Goal: Write out the records line for line, starting with the first line and going on through the line with "svg-text:C.P.T 72.60: C.P.T 72.60 (853, 174, 959, 197)", and stop there.

****************************************

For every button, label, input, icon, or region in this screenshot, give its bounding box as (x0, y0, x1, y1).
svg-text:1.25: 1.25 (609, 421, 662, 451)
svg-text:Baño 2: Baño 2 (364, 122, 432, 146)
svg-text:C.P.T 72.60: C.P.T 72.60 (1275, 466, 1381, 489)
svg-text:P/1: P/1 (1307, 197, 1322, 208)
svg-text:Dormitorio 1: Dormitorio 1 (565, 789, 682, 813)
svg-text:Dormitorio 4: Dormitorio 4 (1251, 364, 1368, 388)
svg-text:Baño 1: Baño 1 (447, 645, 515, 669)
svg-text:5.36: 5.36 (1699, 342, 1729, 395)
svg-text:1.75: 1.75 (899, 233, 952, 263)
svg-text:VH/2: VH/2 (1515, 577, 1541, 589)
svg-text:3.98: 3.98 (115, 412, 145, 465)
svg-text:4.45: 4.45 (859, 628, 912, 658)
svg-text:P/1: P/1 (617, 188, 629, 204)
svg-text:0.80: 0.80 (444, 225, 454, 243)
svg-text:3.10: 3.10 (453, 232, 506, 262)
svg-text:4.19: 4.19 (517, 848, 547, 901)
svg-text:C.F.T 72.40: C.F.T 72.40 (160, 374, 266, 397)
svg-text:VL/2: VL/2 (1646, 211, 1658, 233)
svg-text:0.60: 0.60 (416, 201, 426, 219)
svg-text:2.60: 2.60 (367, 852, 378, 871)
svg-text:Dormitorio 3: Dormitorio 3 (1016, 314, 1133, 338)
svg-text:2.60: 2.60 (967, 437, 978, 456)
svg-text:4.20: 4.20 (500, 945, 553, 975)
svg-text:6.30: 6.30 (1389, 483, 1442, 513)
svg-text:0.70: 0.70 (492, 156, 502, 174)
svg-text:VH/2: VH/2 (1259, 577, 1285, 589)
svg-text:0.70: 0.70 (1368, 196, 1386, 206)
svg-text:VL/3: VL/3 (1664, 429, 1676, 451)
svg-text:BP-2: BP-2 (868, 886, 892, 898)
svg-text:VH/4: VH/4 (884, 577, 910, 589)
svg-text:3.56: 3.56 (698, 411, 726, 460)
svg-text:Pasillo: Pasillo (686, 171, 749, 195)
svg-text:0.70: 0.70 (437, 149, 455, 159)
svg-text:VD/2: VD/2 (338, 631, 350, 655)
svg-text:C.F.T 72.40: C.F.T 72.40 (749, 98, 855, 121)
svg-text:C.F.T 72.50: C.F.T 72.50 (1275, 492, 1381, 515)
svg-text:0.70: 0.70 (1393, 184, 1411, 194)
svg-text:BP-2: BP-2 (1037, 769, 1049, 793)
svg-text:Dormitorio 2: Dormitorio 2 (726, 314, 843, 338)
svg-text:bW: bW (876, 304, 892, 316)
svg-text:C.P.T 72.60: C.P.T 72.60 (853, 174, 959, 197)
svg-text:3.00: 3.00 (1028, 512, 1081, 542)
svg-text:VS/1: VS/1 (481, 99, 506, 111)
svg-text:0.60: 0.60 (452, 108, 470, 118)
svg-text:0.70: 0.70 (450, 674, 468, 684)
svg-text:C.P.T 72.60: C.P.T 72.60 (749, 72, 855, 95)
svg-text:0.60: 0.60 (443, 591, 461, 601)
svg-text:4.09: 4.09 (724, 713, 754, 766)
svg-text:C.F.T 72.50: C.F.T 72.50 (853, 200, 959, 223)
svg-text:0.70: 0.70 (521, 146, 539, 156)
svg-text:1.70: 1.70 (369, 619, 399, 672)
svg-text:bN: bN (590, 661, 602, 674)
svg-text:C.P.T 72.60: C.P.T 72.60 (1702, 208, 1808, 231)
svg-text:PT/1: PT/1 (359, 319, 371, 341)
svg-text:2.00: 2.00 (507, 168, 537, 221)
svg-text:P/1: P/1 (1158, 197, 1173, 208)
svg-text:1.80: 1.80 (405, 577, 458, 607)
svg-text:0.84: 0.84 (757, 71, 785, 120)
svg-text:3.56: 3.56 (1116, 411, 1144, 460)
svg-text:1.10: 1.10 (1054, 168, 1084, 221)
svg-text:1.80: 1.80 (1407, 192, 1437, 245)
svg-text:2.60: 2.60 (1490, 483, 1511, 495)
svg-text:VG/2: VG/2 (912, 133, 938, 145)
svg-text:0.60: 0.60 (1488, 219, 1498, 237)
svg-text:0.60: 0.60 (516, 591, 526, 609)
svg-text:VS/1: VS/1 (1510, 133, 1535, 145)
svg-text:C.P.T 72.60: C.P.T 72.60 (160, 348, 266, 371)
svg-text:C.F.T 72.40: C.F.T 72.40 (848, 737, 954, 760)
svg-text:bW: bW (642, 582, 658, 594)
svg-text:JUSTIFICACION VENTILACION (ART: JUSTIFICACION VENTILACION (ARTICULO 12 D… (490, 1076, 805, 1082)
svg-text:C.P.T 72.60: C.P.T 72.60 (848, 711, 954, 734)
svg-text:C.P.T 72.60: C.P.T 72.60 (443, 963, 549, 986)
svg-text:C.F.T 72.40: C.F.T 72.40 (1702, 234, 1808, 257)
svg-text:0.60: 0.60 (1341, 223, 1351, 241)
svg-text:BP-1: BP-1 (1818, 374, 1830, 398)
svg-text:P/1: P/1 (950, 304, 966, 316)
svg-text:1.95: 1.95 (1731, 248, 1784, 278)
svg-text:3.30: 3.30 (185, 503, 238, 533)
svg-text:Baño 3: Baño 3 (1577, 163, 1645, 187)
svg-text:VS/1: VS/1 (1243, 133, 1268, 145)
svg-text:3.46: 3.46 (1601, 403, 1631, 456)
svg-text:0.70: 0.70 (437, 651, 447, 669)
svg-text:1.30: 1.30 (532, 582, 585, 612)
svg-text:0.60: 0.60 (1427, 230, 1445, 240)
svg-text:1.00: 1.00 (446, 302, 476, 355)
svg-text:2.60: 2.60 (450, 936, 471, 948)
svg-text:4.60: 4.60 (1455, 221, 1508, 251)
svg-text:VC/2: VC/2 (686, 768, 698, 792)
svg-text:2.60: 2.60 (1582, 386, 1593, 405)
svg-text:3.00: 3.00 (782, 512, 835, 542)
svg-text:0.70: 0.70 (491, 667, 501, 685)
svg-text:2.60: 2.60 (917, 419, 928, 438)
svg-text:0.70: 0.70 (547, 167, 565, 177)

****************************************

Result of the exercise:
For every button, label, input, icon, or region in this screenshot, give its bounding box as (x0, y0, x1, y1).
svg-text:1.25: 1.25 (609, 421, 662, 451)
svg-text:Baño 2: Baño 2 (364, 122, 432, 146)
svg-text:C.P.T 72.60: C.P.T 72.60 (1275, 466, 1381, 489)
svg-text:P/1: P/1 (1307, 197, 1322, 208)
svg-text:Dormitorio 1: Dormitorio 1 (565, 789, 682, 813)
svg-text:Dormitorio 4: Dormitorio 4 (1251, 364, 1368, 388)
svg-text:Baño 1: Baño 1 (447, 645, 515, 669)
svg-text:5.36: 5.36 (1699, 342, 1729, 395)
svg-text:1.75: 1.75 (899, 233, 952, 263)
svg-text:VH/2: VH/2 (1515, 577, 1541, 589)
svg-text:3.98: 3.98 (115, 412, 145, 465)
svg-text:4.45: 4.45 (859, 628, 912, 658)
svg-text:P/1: P/1 (617, 188, 629, 204)
svg-text:0.80: 0.80 (444, 225, 454, 243)
svg-text:3.10: 3.10 (453, 232, 506, 262)
svg-text:4.19: 4.19 (517, 848, 547, 901)
svg-text:C.F.T 72.40: C.F.T 72.40 (160, 374, 266, 397)
svg-text:VL/2: VL/2 (1646, 211, 1658, 233)
svg-text:0.60: 0.60 (416, 201, 426, 219)
svg-text:2.60: 2.60 (367, 852, 378, 871)
svg-text:Dormitorio 3: Dormitorio 3 (1016, 314, 1133, 338)
svg-text:2.60: 2.60 (967, 437, 978, 456)
svg-text:4.20: 4.20 (500, 945, 553, 975)
svg-text:6.30: 6.30 (1389, 483, 1442, 513)
svg-text:0.70: 0.70 (492, 156, 502, 174)
svg-text:VH/2: VH/2 (1259, 577, 1285, 589)
svg-text:0.70: 0.70 (1368, 196, 1386, 206)
svg-text:VL/3: VL/3 (1664, 429, 1676, 451)
svg-text:BP-2: BP-2 (868, 886, 892, 898)
svg-text:VH/4: VH/4 (884, 577, 910, 589)
svg-text:3.56: 3.56 (698, 411, 726, 460)
svg-text:Pasillo: Pasillo (686, 171, 749, 195)
svg-text:0.70: 0.70 (437, 149, 455, 159)
svg-text:VD/2: VD/2 (338, 631, 350, 655)
svg-text:C.F.T 72.40: C.F.T 72.40 (749, 98, 855, 121)
svg-text:C.F.T 72.50: C.F.T 72.50 (1275, 492, 1381, 515)
svg-text:0.70: 0.70 (1393, 184, 1411, 194)
svg-text:BP-2: BP-2 (1037, 769, 1049, 793)
svg-text:Dormitorio 2: Dormitorio 2 (726, 314, 843, 338)
svg-text:bW: bW (876, 304, 892, 316)
svg-text:C.P.T 72.60: C.P.T 72.60 (853, 174, 959, 197)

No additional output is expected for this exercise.